— Written instruction —
Can you collect every line in the items below that contains the string "axis"?
□ □ □ □
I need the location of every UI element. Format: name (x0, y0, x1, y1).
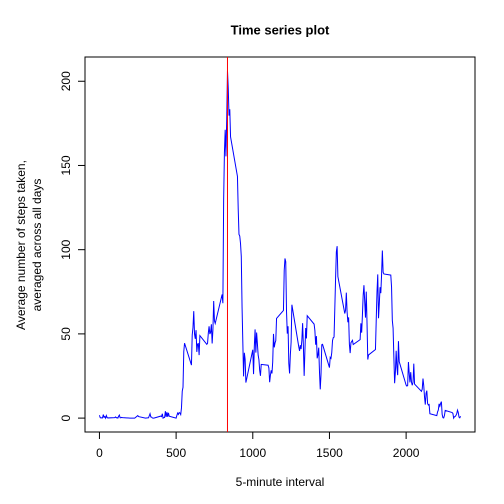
x-tick-label: 0 (96, 446, 103, 460)
y-tick-label: 0 (59, 414, 73, 421)
x-tick-label: 1500 (316, 446, 343, 460)
y-tick-label: 100 (59, 239, 73, 259)
y-tick-label: 150 (59, 155, 73, 175)
plot-box (84, 56, 476, 433)
y-axis-label: averaged across all days (30, 179, 44, 312)
y-tick-label: 200 (59, 71, 73, 91)
x-tick-label: 1000 (239, 446, 266, 460)
y-axis-label: Average number of steps taken, (14, 160, 28, 330)
x-tick-label: 500 (166, 446, 186, 460)
chart-title: Time series plot (231, 22, 330, 37)
x-tick-label: 2000 (393, 446, 420, 460)
x-axis-label: 5-minute interval (236, 475, 325, 489)
y-tick-label: 50 (59, 327, 73, 341)
data-line (98, 70, 462, 420)
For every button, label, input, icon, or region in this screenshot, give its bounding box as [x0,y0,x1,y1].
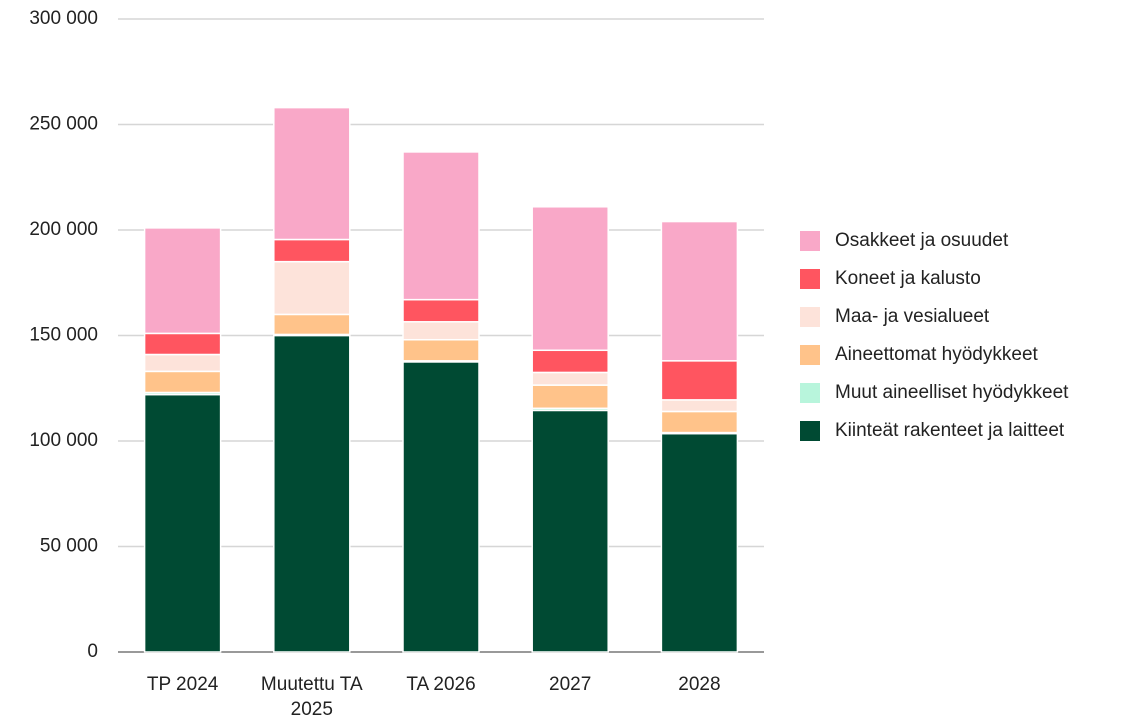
legend-label: Kiinteät rakenteet ja laitteet [835,420,1065,441]
bar-segment [143,370,222,394]
y-tick-label: 100 000 [29,430,98,451]
legend-swatch [800,269,820,289]
bar-segment [660,399,739,413]
bar-segment [660,360,739,401]
legend-label: Aineettomat hyödykkeet [835,344,1039,365]
bar-segment [660,432,739,653]
bar-segment [402,151,480,301]
y-tick-label: 300 000 [29,8,98,29]
legend-swatch [800,231,820,251]
bar-segment [143,332,222,356]
bar-segment [273,238,351,263]
legend-label: Osakkeet ja osuudet [835,230,1009,251]
x-tick-label: 2028 [678,674,721,695]
legend-swatch [800,421,820,441]
bar-segment [273,313,351,336]
legend-label: Koneet ja kalusto [835,268,981,289]
bar-segment [660,220,739,362]
x-tick-label: TA 2026 [406,674,476,695]
bar-segment [273,260,351,316]
legend-swatch [800,383,820,403]
legend-label: Muut aineelliset hyödykkeet [835,382,1069,403]
bar-segment [531,384,609,410]
legend-swatch [800,307,820,327]
bar-segment [660,410,739,434]
legend-label: Maa- ja vesialueet [835,306,990,327]
x-tick-label: TP 2024 [146,674,219,695]
bar-segment [273,334,351,653]
bar-segment [402,361,480,653]
bar-segment [531,206,609,352]
bar-segment [402,298,480,323]
x-tick-label: Muutettu TA 2025 [260,674,363,720]
bar-segment [143,393,222,653]
bar-segment [143,227,222,335]
y-tick-label: 250 000 [29,114,98,135]
y-tick-label: 50 000 [40,536,98,557]
y-tick-label: 0 [87,641,98,662]
bar-segment [531,349,609,374]
x-tick-label: 2027 [549,674,592,695]
bar-segment [402,338,480,362]
bar-segment [402,321,480,341]
legend-swatch [800,345,820,365]
y-tick-label: 200 000 [29,219,98,240]
bar-segment [531,371,609,386]
bar-segment [531,409,609,653]
y-tick-label: 150 000 [29,325,98,346]
bar-segment [273,106,351,241]
bar-segment [143,353,222,373]
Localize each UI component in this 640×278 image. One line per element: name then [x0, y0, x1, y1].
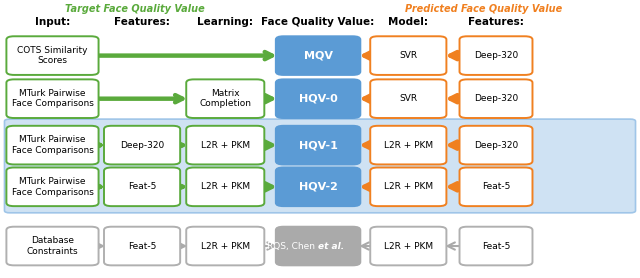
Text: L2R + PKM: L2R + PKM — [384, 141, 433, 150]
FancyBboxPatch shape — [276, 36, 360, 75]
Text: Database
Constraints: Database Constraints — [27, 236, 78, 256]
FancyBboxPatch shape — [460, 126, 532, 165]
FancyBboxPatch shape — [460, 36, 532, 75]
FancyBboxPatch shape — [276, 227, 360, 265]
Text: Feat-5: Feat-5 — [482, 242, 510, 250]
Text: Deep-320: Deep-320 — [474, 141, 518, 150]
Text: RQS, Chen: RQS, Chen — [268, 242, 318, 250]
FancyBboxPatch shape — [6, 36, 99, 75]
Text: HQV-0: HQV-0 — [299, 94, 337, 104]
FancyBboxPatch shape — [186, 80, 264, 118]
Text: L2R + PKM: L2R + PKM — [201, 242, 250, 250]
Text: SVR: SVR — [399, 94, 417, 103]
Text: Learning:: Learning: — [197, 17, 253, 27]
FancyBboxPatch shape — [6, 126, 99, 165]
Text: Face Quality Value:: Face Quality Value: — [262, 17, 374, 27]
FancyBboxPatch shape — [6, 227, 99, 265]
FancyBboxPatch shape — [104, 167, 180, 206]
Text: Feat-5: Feat-5 — [482, 182, 510, 191]
FancyBboxPatch shape — [104, 126, 180, 165]
FancyBboxPatch shape — [276, 126, 360, 165]
FancyBboxPatch shape — [104, 227, 180, 265]
Text: Matrix
Completion: Matrix Completion — [199, 89, 252, 108]
Text: Features:: Features: — [114, 17, 170, 27]
FancyBboxPatch shape — [460, 167, 532, 206]
FancyBboxPatch shape — [370, 80, 447, 118]
Text: Model:: Model: — [388, 17, 428, 27]
Text: MTurk Pairwise
Face Comparisons: MTurk Pairwise Face Comparisons — [12, 89, 93, 108]
FancyBboxPatch shape — [370, 36, 447, 75]
FancyBboxPatch shape — [370, 227, 447, 265]
Text: MTurk Pairwise
Face Comparisons: MTurk Pairwise Face Comparisons — [12, 135, 93, 155]
Text: Feat-5: Feat-5 — [128, 182, 156, 191]
FancyBboxPatch shape — [460, 227, 532, 265]
Text: L2R + PKM: L2R + PKM — [201, 182, 250, 191]
Text: Deep-320: Deep-320 — [474, 94, 518, 103]
Text: HQV-2: HQV-2 — [299, 182, 337, 192]
FancyBboxPatch shape — [4, 119, 636, 213]
Text: MQV: MQV — [303, 51, 333, 61]
FancyBboxPatch shape — [370, 167, 447, 206]
Text: Target Face Quality Value: Target Face Quality Value — [65, 4, 204, 14]
FancyBboxPatch shape — [276, 80, 360, 118]
Text: Feat-5: Feat-5 — [128, 242, 156, 250]
Text: HQV-1: HQV-1 — [299, 140, 337, 150]
Text: COTS Similarity
Scores: COTS Similarity Scores — [17, 46, 88, 65]
Text: et al.: et al. — [318, 242, 344, 250]
Text: Deep-320: Deep-320 — [120, 141, 164, 150]
Text: SVR: SVR — [399, 51, 417, 60]
FancyBboxPatch shape — [276, 167, 360, 206]
Text: L2R + PKM: L2R + PKM — [201, 141, 250, 150]
Text: Features:: Features: — [468, 17, 524, 27]
Text: Deep-320: Deep-320 — [474, 51, 518, 60]
Text: Input:: Input: — [35, 17, 70, 27]
Text: L2R + PKM: L2R + PKM — [384, 182, 433, 191]
FancyBboxPatch shape — [6, 80, 99, 118]
FancyBboxPatch shape — [186, 227, 264, 265]
FancyBboxPatch shape — [460, 80, 532, 118]
FancyBboxPatch shape — [186, 126, 264, 165]
Text: Predicted Face Quality Value: Predicted Face Quality Value — [404, 4, 562, 14]
FancyBboxPatch shape — [370, 126, 447, 165]
FancyBboxPatch shape — [6, 167, 99, 206]
FancyBboxPatch shape — [186, 167, 264, 206]
Text: MTurk Pairwise
Face Comparisons: MTurk Pairwise Face Comparisons — [12, 177, 93, 197]
Text: L2R + PKM: L2R + PKM — [384, 242, 433, 250]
□ □ □ □
— Completed task —
y-axis-label: averaged across all days (30, 179, 44, 312)
y-axis-label: Average number of steps taken, (14, 160, 28, 330)
x-axis-label: 5-minute interval (236, 475, 325, 489)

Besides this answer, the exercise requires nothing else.